**Records:**
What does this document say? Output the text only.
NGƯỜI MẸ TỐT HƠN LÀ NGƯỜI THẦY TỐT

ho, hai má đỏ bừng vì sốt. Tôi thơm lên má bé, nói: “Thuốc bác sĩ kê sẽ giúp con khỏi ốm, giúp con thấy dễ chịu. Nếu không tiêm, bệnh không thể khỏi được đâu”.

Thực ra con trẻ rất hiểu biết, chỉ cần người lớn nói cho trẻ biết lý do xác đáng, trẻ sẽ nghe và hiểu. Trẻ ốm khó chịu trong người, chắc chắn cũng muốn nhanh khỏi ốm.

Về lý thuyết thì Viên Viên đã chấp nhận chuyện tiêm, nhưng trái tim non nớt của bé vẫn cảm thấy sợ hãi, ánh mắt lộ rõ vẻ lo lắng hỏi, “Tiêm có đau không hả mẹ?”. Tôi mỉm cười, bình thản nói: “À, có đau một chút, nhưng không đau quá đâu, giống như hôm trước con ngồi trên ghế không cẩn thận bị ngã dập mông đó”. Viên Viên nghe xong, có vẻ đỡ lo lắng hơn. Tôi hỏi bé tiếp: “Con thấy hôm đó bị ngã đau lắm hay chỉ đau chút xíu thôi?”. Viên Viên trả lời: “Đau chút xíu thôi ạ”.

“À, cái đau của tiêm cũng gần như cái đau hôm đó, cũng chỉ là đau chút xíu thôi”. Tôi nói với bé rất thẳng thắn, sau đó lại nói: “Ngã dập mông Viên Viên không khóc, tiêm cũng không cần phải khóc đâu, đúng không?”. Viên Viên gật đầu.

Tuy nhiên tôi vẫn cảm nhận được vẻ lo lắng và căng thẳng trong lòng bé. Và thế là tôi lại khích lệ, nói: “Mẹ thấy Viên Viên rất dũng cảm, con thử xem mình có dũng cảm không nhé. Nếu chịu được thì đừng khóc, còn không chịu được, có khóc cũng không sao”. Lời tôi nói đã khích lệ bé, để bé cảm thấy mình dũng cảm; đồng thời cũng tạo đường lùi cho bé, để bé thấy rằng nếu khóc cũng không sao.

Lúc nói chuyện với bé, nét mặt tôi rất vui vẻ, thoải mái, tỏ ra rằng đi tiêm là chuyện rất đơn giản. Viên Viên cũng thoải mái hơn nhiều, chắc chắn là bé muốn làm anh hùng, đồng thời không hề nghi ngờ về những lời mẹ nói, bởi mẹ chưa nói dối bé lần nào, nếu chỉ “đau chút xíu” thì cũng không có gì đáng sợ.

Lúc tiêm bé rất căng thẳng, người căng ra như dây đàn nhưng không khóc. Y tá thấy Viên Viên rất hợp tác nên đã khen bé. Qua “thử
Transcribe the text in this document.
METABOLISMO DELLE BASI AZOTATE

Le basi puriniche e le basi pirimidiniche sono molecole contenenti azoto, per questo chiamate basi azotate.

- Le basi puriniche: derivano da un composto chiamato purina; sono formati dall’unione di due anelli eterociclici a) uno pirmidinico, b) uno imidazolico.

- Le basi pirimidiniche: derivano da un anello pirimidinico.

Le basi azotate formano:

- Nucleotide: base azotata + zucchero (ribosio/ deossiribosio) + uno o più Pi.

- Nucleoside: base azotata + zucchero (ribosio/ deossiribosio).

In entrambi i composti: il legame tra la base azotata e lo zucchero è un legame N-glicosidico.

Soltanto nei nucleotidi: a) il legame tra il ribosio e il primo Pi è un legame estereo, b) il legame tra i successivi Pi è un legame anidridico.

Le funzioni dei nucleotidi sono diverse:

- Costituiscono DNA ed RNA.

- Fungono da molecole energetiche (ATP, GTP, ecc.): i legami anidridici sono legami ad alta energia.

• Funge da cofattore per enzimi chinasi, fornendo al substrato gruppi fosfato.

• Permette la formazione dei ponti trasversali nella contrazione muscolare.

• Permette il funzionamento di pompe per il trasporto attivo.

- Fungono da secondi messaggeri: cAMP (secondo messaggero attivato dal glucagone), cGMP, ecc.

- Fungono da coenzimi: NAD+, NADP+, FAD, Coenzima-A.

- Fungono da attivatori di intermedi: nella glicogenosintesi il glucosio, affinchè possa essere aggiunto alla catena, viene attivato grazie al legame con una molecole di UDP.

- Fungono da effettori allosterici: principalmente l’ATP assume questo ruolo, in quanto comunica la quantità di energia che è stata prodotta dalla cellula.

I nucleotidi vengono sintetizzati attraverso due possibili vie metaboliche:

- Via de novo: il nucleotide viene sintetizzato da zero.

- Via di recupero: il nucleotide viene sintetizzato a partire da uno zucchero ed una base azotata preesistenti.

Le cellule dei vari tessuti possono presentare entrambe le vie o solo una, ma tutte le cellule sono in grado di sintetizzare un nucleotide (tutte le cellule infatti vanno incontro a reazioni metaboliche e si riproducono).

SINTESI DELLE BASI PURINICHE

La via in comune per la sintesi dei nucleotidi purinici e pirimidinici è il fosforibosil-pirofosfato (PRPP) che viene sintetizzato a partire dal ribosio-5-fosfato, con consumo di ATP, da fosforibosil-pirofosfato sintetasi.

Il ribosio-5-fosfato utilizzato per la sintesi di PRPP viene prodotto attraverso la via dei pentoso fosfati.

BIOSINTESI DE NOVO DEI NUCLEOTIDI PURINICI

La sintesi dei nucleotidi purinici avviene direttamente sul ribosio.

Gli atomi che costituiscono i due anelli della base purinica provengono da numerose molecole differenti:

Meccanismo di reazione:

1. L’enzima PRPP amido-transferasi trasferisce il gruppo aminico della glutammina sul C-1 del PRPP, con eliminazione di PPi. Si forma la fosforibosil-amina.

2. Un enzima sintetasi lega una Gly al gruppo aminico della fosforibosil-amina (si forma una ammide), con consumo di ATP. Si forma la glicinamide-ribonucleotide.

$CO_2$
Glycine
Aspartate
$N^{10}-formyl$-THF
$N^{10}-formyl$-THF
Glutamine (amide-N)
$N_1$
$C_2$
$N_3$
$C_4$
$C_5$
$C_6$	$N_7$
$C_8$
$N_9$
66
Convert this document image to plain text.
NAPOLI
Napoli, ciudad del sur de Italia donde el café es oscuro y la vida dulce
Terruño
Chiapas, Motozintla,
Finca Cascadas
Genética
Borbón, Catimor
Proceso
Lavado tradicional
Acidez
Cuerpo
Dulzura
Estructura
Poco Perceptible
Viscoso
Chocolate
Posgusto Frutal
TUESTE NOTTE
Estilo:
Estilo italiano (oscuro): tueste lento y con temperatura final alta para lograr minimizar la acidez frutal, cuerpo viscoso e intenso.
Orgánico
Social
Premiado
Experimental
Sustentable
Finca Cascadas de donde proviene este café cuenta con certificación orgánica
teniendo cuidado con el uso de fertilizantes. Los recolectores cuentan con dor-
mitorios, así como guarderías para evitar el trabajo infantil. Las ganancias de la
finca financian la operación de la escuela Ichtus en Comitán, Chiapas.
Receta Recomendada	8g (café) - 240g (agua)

**Exercise directions:** Gather all lines with the string "nhận" from the data.

**Full response:**
Về lý thuyết thì Viên Viên đã chấp nhận chuyện tiêm, nhưng trái tim non nớt của bé vẫn cảm thấy sợ hãi, ánh mắt lộ rõ vẻ lo lắng hỏi, “Tiêm có đau không hả mẹ?”. Tôi mỉm cười, bình thản nói: “À, có đau một chút, nhưng không đau quá đâu, giống như hôm trước con ngồi trên ghế không cẩn thận bị ngã dập mông đó”. Viên Viên nghe xong, có vẻ đỡ lo lắng hơn. Tôi hỏi bé tiếp: “Con thấy hôm đó bị ngã đau lắm hay chỉ đau chút xíu thôi?”. Viên Viên trả lời: “Đau chút xíu thôi ạ”.
Tuy nhiên tôi vẫn cảm nhận được vẻ lo lắng và căng thẳng trong lòng bé. Và thế là tôi lại khích lệ, nói: “Mẹ thấy Viên Viên rất dũng cảm, con thử xem mình có dũng cảm không nhé. Nếu chịu được thì đừng khóc, còn không chịu được, có khóc cũng không sao”. Lời tôi nói đã khích lệ bé, để bé cảm thấy mình dũng cảm; đồng thời cũng tạo đường lùi cho bé, để bé thấy rằng nếu khóc cũng không sao.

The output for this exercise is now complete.